__THE PROBLEM__. Set down the data below without change, skipping the pictures it holds.

>>>>

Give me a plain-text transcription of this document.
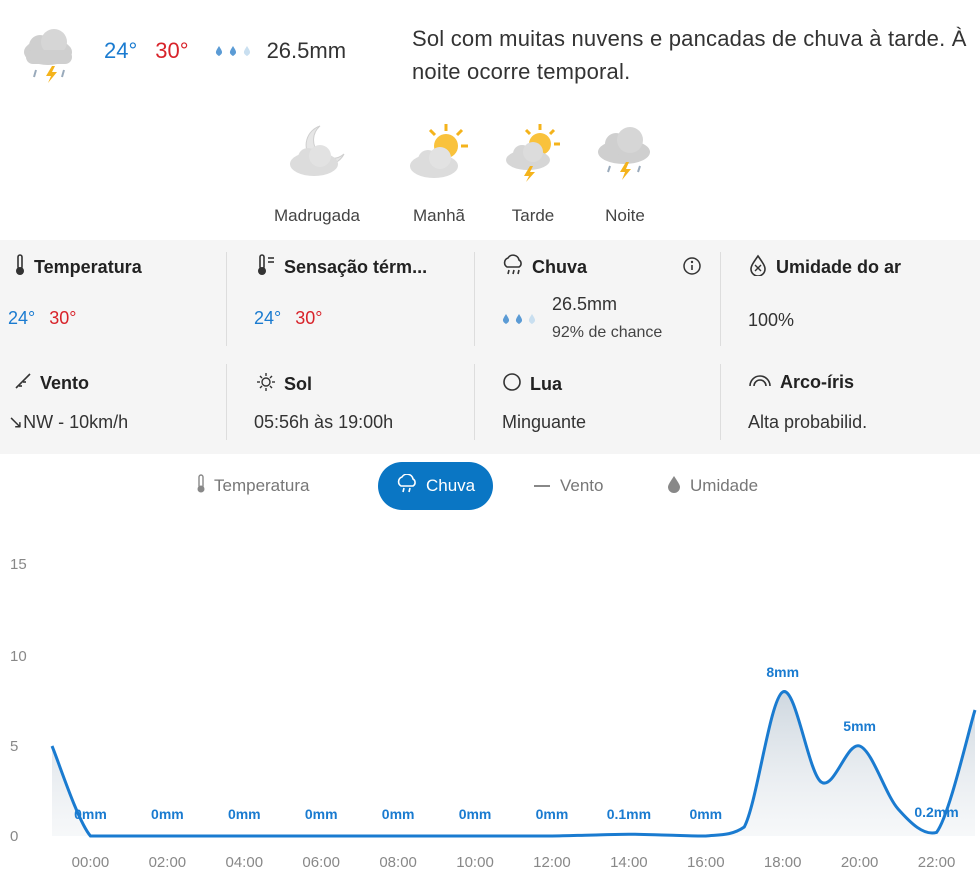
24° 30°	26.5mm	Sol com muitas nuvens e pancadas de chuva à tarde. À noite ocorre temporal.
Madrugada	Manhã	Tarde	Noite
Temperatura
24° 30°
Sensação térm...
24° 30°
Chuva
26.5mm
92% de chance
Umidade do ar
100%
Vento
↘NW - 10km/h
Sol
05:56h às 19:00h
Lua
Minguante
Arco-íris
Alta probabilid.
Temperatura	Chuva	Vento	Umidade
15
10
5
0
0mm	0mm	0mm	0mm	0mm	0mm	0mm	0.1mm	0mm
8mm
5mm
0.2mm
00:00	02:00	04:00	06:00	08:00	10:00	12:00	14:00	16:00	18:00	20:00	22:00
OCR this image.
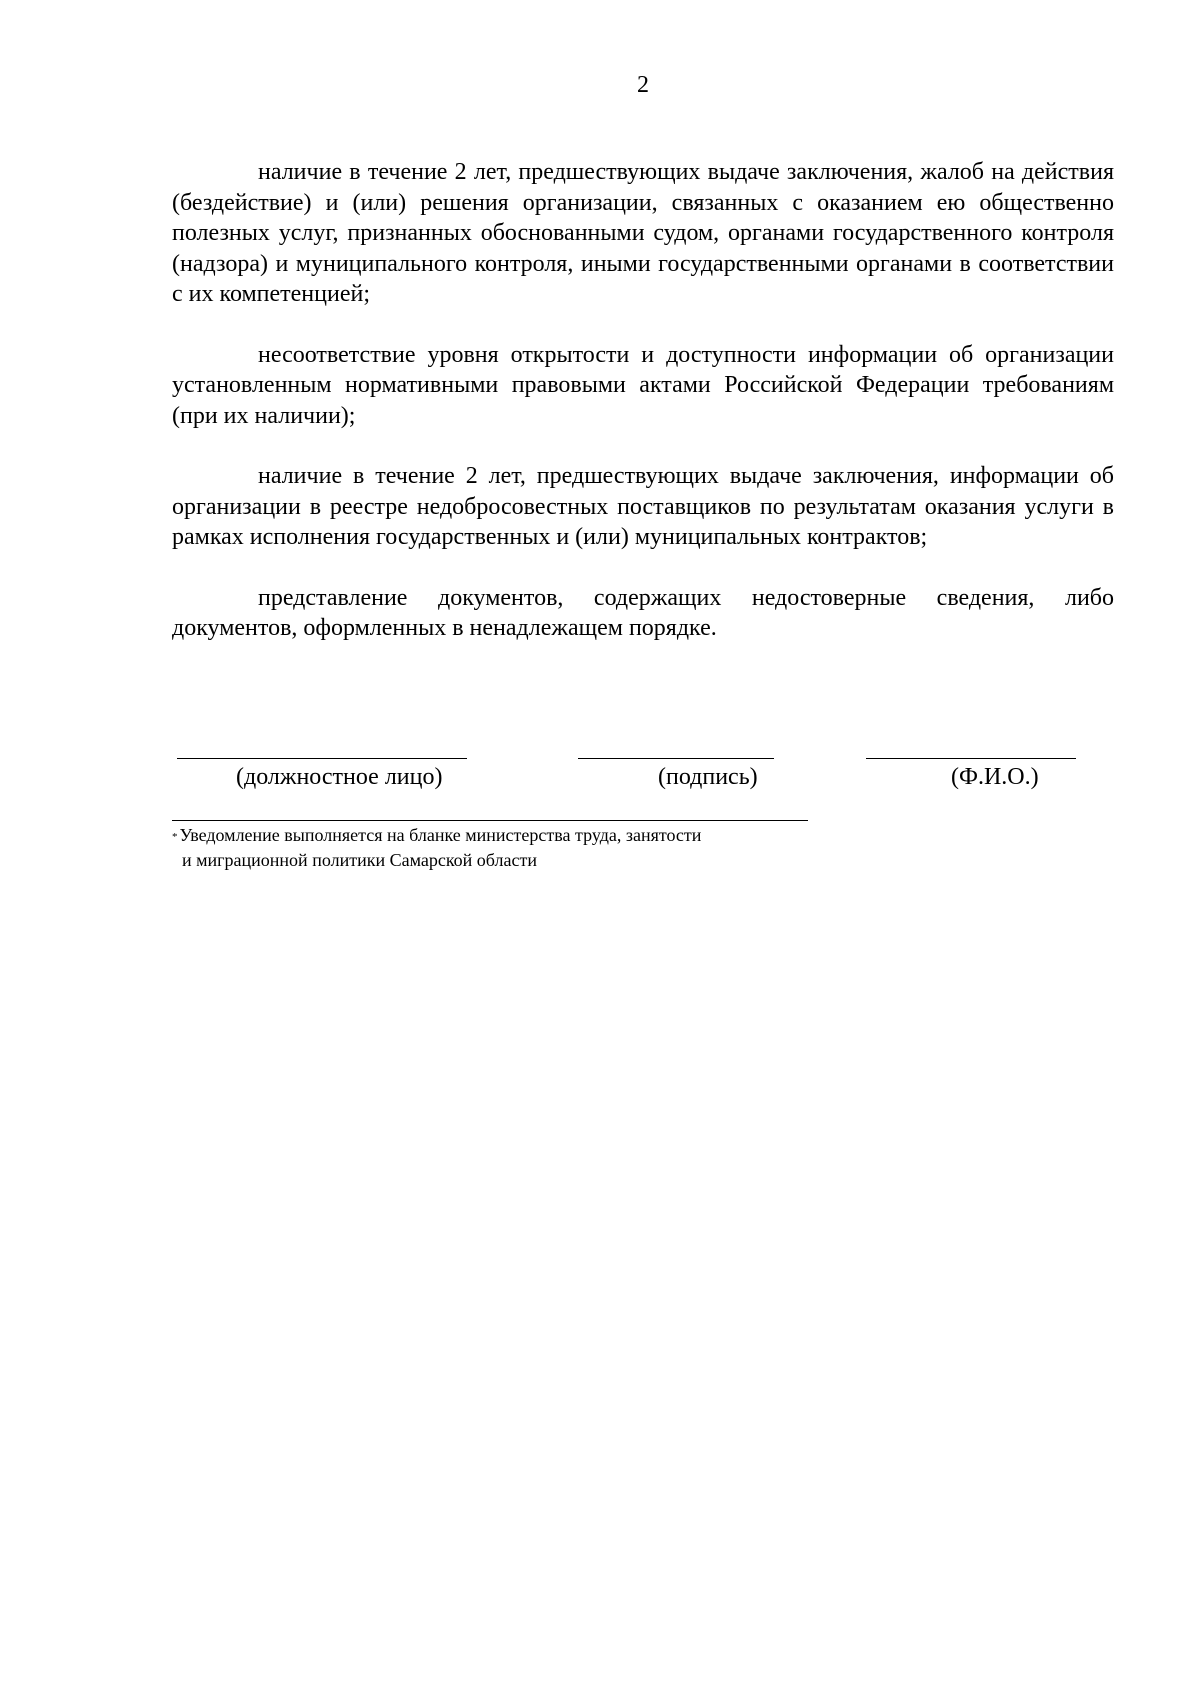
2

наличие в течение 2 лет, предшествующих выдаче заключения, жалоб на действия (бездействие) и (или) решения организации, связанных с оказанием ею общественно полезных услуг, признанных обоснованными судом, органами государственного контроля (надзора) и муниципального контроля, иными государственными органами в соответствии с их компетенцией;

несоответствие уровня открытости и доступности информации об организации установленным нормативными правовыми актами Российской Федерации требованиям (при их наличии);

наличие в течение 2 лет, предшествующих выдаче заключения, информации об организации в реестре недобросовестных поставщиков по результатам оказания услуги в рамках исполнения государственных и (или) муниципальных контрактов;

представление документов, содержащих недостоверные сведения, либо документов, оформленных в ненадлежащем порядке.

(должностное лицо)	(подпись)	(Ф.И.О.)
* Уведомление выполняется на бланке министерства труда, занятости
и миграционной политики Самарской области
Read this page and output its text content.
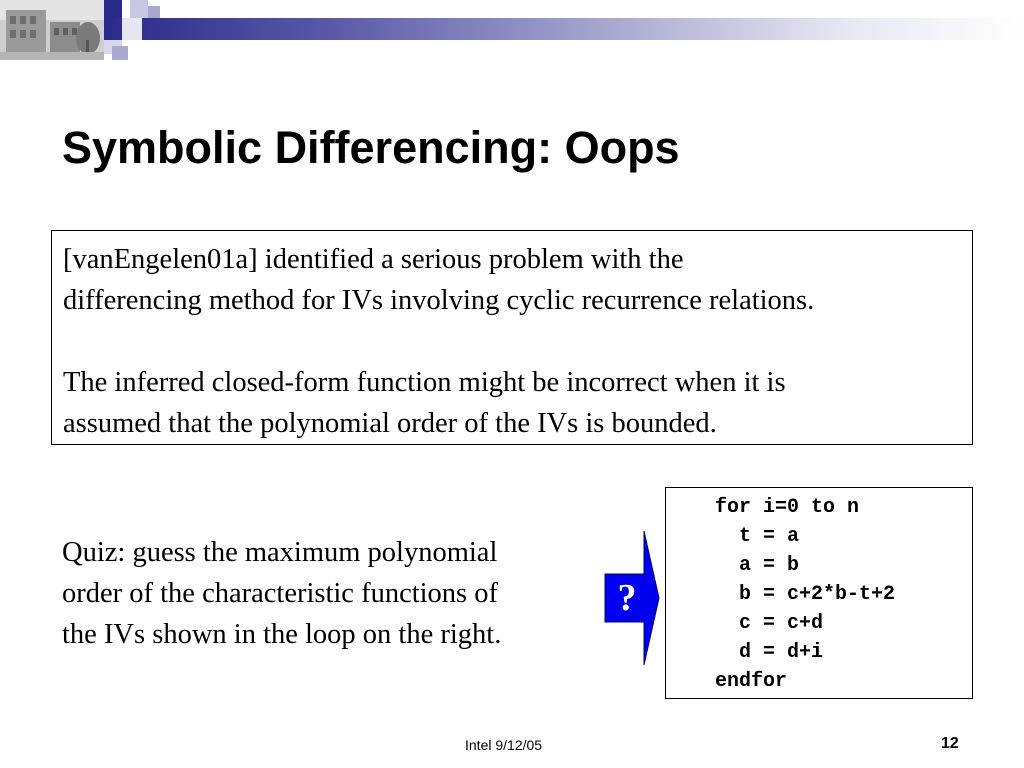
Symbolic Differencing: Oops

[vanEngelen01a] identified a serious problem with the
differencing method for IVs involving cyclic recurrence relations.

The inferred closed-form function might be incorrect when it is
assumed that the polynomial order of the IVs is bounded.

Quiz: guess the maximum polynomial
order of the characteristic functions of
the IVs shown in the loop on the right.
?
for i=0 to n
t = a
a = b
b = c+2*b-t+2
c = c+d
d = d+i
endfor
Intel 9/12/05	12
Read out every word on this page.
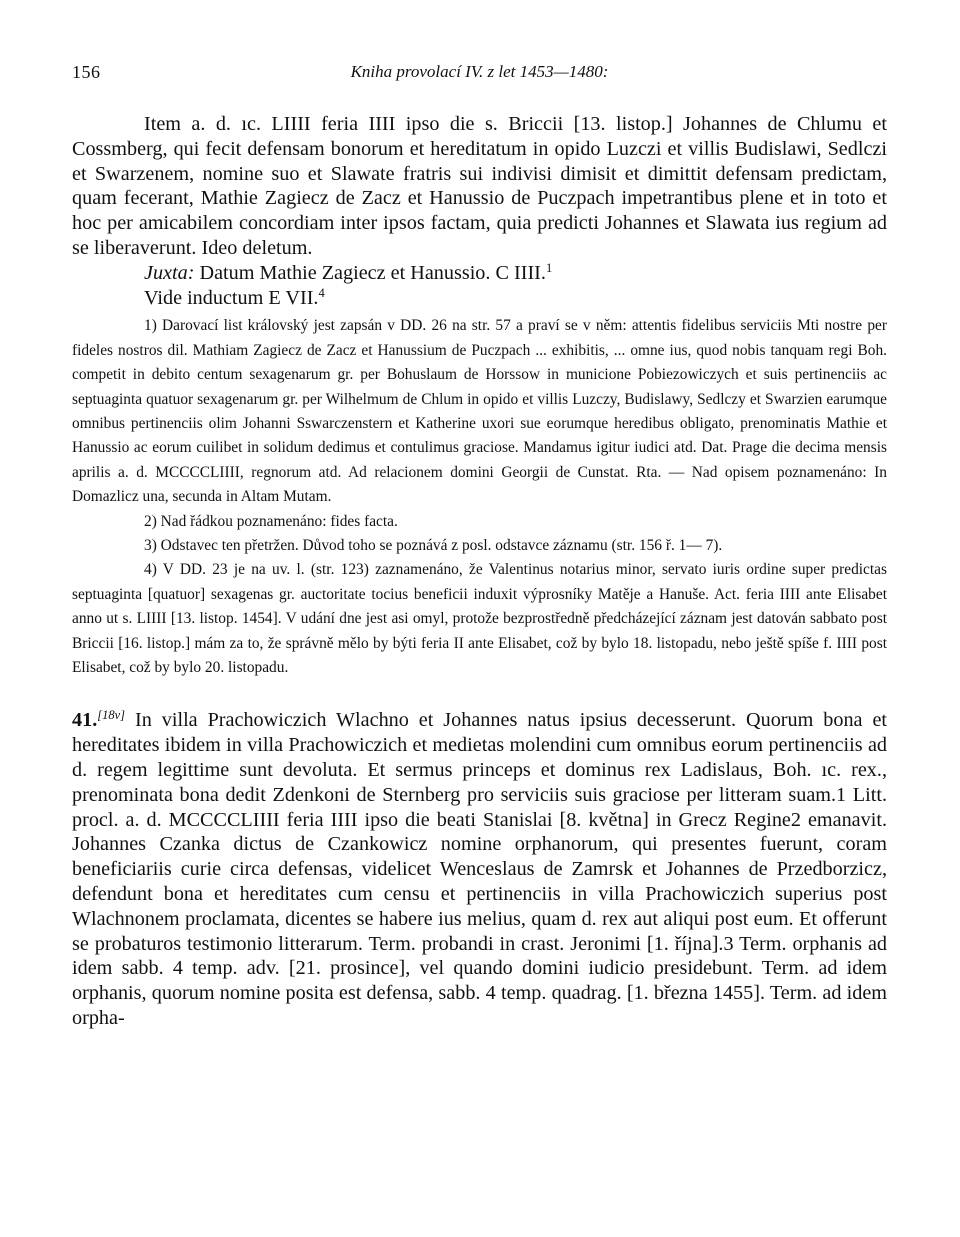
156	Kniha provolací IV. z let 1453—1480:

Item a. d. ıc. LIIII feria IIII ipso die s. Briccii [13. listop.] Johannes de Chlumu et Cossmberg, qui fecit defensam bonorum et hereditatum in opido Luzczi et villis Budislawi, Sedlczi et Swarzenem, nomine suo et Slawate fratris sui indivisi dimisit et dimittit defensam predictam, quam fecerant, Mathie Zagiecz de Zacz et Hanussio de Puczpach impetrantibus plene et in toto et hoc per amicabilem concordiam inter ipsos factam, quia predicti Johannes et Slawata ius regium ad se liberaverunt. Ideo deletum.

Juxta: Datum Mathie Zagiecz et Hanussio. C IIII.$^1$

Vide inductum E VII.$^4$

1) Darovací list královský jest zapsán v DD. 26 na str. 57 a praví se v něm: attentis fidelibus serviciis Mti nostre per fideles nostros dil. Mathiam Zagiecz de Zacz et Hanussium de Puczpach ... exhibitis, ... omne ius, quod nobis tanquam regi Boh. competit in debito centum sexagenarum gr. per Bohuslaum de Horssow in municione Pobiezowiczych et suis pertinenciis ac septuaginta quatuor sexagenarum gr. per Wilhelmum de Chlum in opido et villis Luzczy, Budislawy, Sedlczy et Swarzien earumque omnibus pertinenciis olim Johanni Sswarczenstern et Katherine uxori sue eorumque heredibus obligato, prenominatis Mathie et Hanussio ac eorum cuilibet in solidum dedimus et contulimus graciose. Mandamus igitur iudici atd. Dat. Prage die decima mensis aprilis a. d. MCCCCLIIII, regnorum atd. Ad relacionem domini Georgii de Cunstat. Rta. — Nad opisem poznamenáno: In Domazlicz una, secunda in Altam Mutam.

2) Nad řádkou poznamenáno: fides facta.

3) Odstavec ten přetržen. Důvod toho se poznává z posl. odstavce záznamu (str. 156 ř. 1— 7).

4) V DD. 23 je na uv. l. (str. 123) zaznamenáno, že Valentinus notarius minor, servato iuris ordine super predictas septuaginta [quatuor] sexagenas gr. auctoritate tocius beneficii induxit výprosníky Matěje a Hanuše. Act. feria IIII ante Elisabet anno ut s. LIIII [13. listop. 1454]. V udání dne jest asi omyl, protože bezprostředně předcházející záznam jest datován sabbato post Briccii [16. listop.] mám za to, že správně mělo by býti feria II ante Elisabet, což by bylo 18. listopadu, nebo ještě spíše f. IIII post Elisabet, což by bylo 20. listopadu.

41.[18v] In villa Prachowiczich Wlachno et Johannes natus ipsius decesserunt. Quorum bona et hereditates ibidem in villa Prachowiczich et medietas molendini cum omnibus eorum pertinenciis ad d. regem legittime sunt devoluta. Et sermus princeps et dominus rex Ladislaus, Boh. ıc. rex., prenominata bona dedit Zdenkoni de Sternberg pro serviciis suis graciose per litteram suam.1 Litt. procl. a. d. MCCCCLIIII feria IIII ipso die beati Stanislai [8. května] in Grecz Regine2 emanavit. Johannes Czanka dictus de Czankowicz nomine orphanorum, qui presentes fuerunt, coram beneficiariis curie circa defensas, videlicet Wenceslaus de Zamrsk et Johannes de Przedborzicz, defendunt bona et hereditates cum censu et pertinenciis in villa Prachowiczich superius post Wlachnonem proclamata, dicentes se habere ius melius, quam d. rex aut aliqui post eum. Et offerunt se probaturos testimonio litterarum. Term. probandi in crast. Jeronimi [1. října].3 Term. orphanis ad idem sabb. 4 temp. adv. [21. prosince], vel quando domini iudicio presidebunt. Term. ad idem orphanis, quorum nomine posita est defensa, sabb. 4 temp. quadrag. [1. března 1455]. Term. ad idem orpha-
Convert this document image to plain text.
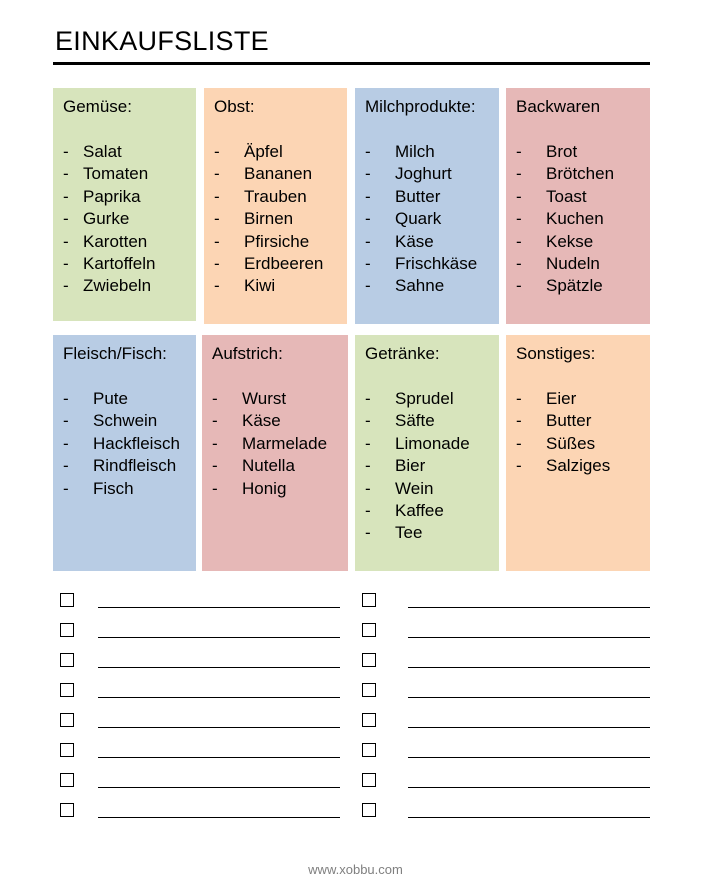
EINKAUFSLISTE
Gemüse:
- Salat
- Tomaten
- Paprika
- Gurke
- Karotten
- Kartoffeln
- Zwiebeln
Obst:
- Äpfel
- Bananen
- Trauben
- Birnen
- Pfirsiche
- Erdbeeren
- Kiwi
Milchprodukte:
- Milch
- Joghurt
- Butter
- Quark
- Käse
- Frischkäse
- Sahne
Backwaren
- Brot
- Brötchen
- Toast
- Kuchen
- Kekse
- Nudeln
- Spätzle
Fleisch/Fisch:
- Pute
- Schwein
- Hackfleisch
- Rindfleisch
- Fisch
Aufstrich:
- Wurst
- Käse
- Marmelade
- Nutella
- Honig
Getränke:
- Sprudel
- Säfte
- Limonade
- Bier
- Wein
- Kaffee
- Tee
Sonstiges:
- Eier
- Butter
- Süßes
- Salziges
www.xobbu.com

<<<<

__COMPLETE OUTPUT__.
Give me a plain-text transcription of this document.
24° 30°	26.5mm	Sol com muitas nuvens e pancadas de chuva à tarde. À noite ocorre temporal.
Madrugada	Manhã	Tarde	Noite
Temperatura
24° 30°
Sensação térm...
24° 30°
Chuva
26.5mm
92% de chance
Umidade do ar
100%
Vento
↘NW - 10km/h
Sol
05:56h às 19:00h
Lua
Minguante
Arco-íris
Alta probabilid.
Temperatura	Chuva	Vento	Umidade
15
10
5
0
0mm	0mm	0mm	0mm	0mm	0mm	0mm	0.1mm	0mm
8mm
5mm
0.2mm
00:00	02:00	04:00	06:00	08:00	10:00	12:00	14:00	16:00	18:00	20:00	22:00
OCR this image.
2

наличие в течение 2 лет, предшествующих выдаче заключения, жалоб на действия (бездействие) и (или) решения организации, связанных с оказанием ею общественно полезных услуг, признанных обоснованными судом, органами государственного контроля (надзора) и муниципального контроля, иными государственными органами в соответствии с их компетенцией;

несоответствие уровня открытости и доступности информации об организации установленным нормативными правовыми актами Российской Федерации требованиям (при их наличии);

наличие в течение 2 лет, предшествующих выдаче заключения, информации об организации в реестре недобросовестных поставщиков по результатам оказания услуги в рамках исполнения государственных и (или) муниципальных контрактов;

представление документов, содержащих недостоверные сведения, либо документов, оформленных в ненадлежащем порядке.

(должностное лицо)	(подпись)	(Ф.И.О.)
* Уведомление выполняется на бланке министерства труда, занятости
и миграционной политики Самарской области
Read this page and output its text content.
Symbolic Differencing: Oops

[vanEngelen01a] identified a serious problem with the
differencing method for IVs involving cyclic recurrence relations.

The inferred closed-form function might be incorrect when it is
assumed that the polynomial order of the IVs is bounded.

Quiz: guess the maximum polynomial
order of the characteristic functions of
the IVs shown in the loop on the right.
?
for i=0 to n
t = a
a = b
b = c+2*b-t+2
c = c+d
d = d+i
endfor
Intel 9/12/05	12
Read out every word on this page.
156	Kniha provolací IV. z let 1453—1480:

Item a. d. ıc. LIIII feria IIII ipso die s. Briccii [13. listop.] Johannes de Chlumu et Cossmberg, qui fecit defensam bonorum et hereditatum in opido Luzczi et villis Budislawi, Sedlczi et Swarzenem, nomine suo et Slawate fratris sui indivisi dimisit et dimittit defensam predictam, quam fecerant, Mathie Zagiecz de Zacz et Hanussio de Puczpach impetrantibus plene et in toto et hoc per amicabilem concordiam inter ipsos factam, quia predicti Johannes et Slawata ius regium ad se liberaverunt. Ideo deletum.

Juxta: Datum Mathie Zagiecz et Hanussio. C IIII.$^1$

Vide inductum E VII.$^4$

1) Darovací list královský jest zapsán v DD. 26 na str. 57 a praví se v něm: attentis fidelibus serviciis Mti nostre per fideles nostros dil. Mathiam Zagiecz de Zacz et Hanussium de Puczpach ... exhibitis, ... omne ius, quod nobis tanquam regi Boh. competit in debito centum sexagenarum gr. per Bohuslaum de Horssow in municione Pobiezowiczych et suis pertinenciis ac septuaginta quatuor sexagenarum gr. per Wilhelmum de Chlum in opido et villis Luzczy, Budislawy, Sedlczy et Swarzien earumque omnibus pertinenciis olim Johanni Sswarczenstern et Katherine uxori sue eorumque heredibus obligato, prenominatis Mathie et Hanussio ac eorum cuilibet in solidum dedimus et contulimus graciose. Mandamus igitur iudici atd. Dat. Prage die decima mensis aprilis a. d. MCCCCLIIII, regnorum atd. Ad relacionem domini Georgii de Cunstat. Rta. — Nad opisem poznamenáno: In Domazlicz una, secunda in Altam Mutam.

2) Nad řádkou poznamenáno: fides facta.

3) Odstavec ten přetržen. Důvod toho se poznává z posl. odstavce záznamu (str. 156 ř. 1— 7).

4) V DD. 23 je na uv. l. (str. 123) zaznamenáno, že Valentinus notarius minor, servato iuris ordine super predictas septuaginta [quatuor] sexagenas gr. auctoritate tocius beneficii induxit výprosníky Matěje a Hanuše. Act. feria IIII ante Elisabet anno ut s. LIIII [13. listop. 1454]. V udání dne jest asi omyl, protože bezprostředně předcházející záznam jest datován sabbato post Briccii [16. listop.] mám za to, že správně mělo by býti feria II ante Elisabet, což by bylo 18. listopadu, nebo ještě spíše f. IIII post Elisabet, což by bylo 20. listopadu.

41.[18v] In villa Prachowiczich Wlachno et Johannes natus ipsius decesserunt. Quorum bona et hereditates ibidem in villa Prachowiczich et medietas molendini cum omnibus eorum pertinenciis ad d. regem legittime sunt devoluta. Et sermus princeps et dominus rex Ladislaus, Boh. ıc. rex., prenominata bona dedit Zdenkoni de Sternberg pro serviciis suis graciose per litteram suam.1 Litt. procl. a. d. MCCCCLIIII feria IIII ipso die beati Stanislai [8. května] in Grecz Regine2 emanavit. Johannes Czanka dictus de Czankowicz nomine orphanorum, qui presentes fuerunt, coram beneficiariis curie circa defensas, videlicet Wenceslaus de Zamrsk et Johannes de Przedborzicz, defendunt bona et hereditates cum censu et pertinenciis in villa Prachowiczich superius post Wlachnonem proclamata, dicentes se habere ius melius, quam d. rex aut aliqui post eum. Et offerunt se probaturos testimonio litterarum. Term. probandi in crast. Jeronimi [1. října].3 Term. orphanis ad idem sabb. 4 temp. adv. [21. prosince], vel quando domini iudicio presidebunt. Term. ad idem orphanis, quorum nomine posita est defensa, sabb. 4 temp. quadrag. [1. března 1455]. Term. ad idem orpha-
Convert this document image to plain text.
EINKAUFSLISTE
Gemüse:
- Salat
- Tomaten
- Paprika
- Gurke
- Karotten
- Kartoffeln
- Zwiebeln
Obst:
- Äpfel
- Bananen
- Trauben
- Birnen
- Pfirsiche
- Erdbeeren
- Kiwi
Milchprodukte:
- Milch
- Joghurt
- Butter
- Quark
- Käse
- Frischkäse
- Sahne
Backwaren
- Brot
- Brötchen
- Toast
- Kuchen
- Kekse
- Nudeln
- Spätzle
Fleisch/Fisch:
- Pute
- Schwein
- Hackfleisch
- Rindfleisch
- Fisch
Aufstrich:
- Wurst
- Käse
- Marmelade
- Nutella
- Honig
Getränke:
- Sprudel
- Säfte
- Limonade
- Bier
- Wein
- Kaffee
- Tee
Sonstiges:
- Eier
- Butter
- Süßes
- Salziges
www.xobbu.com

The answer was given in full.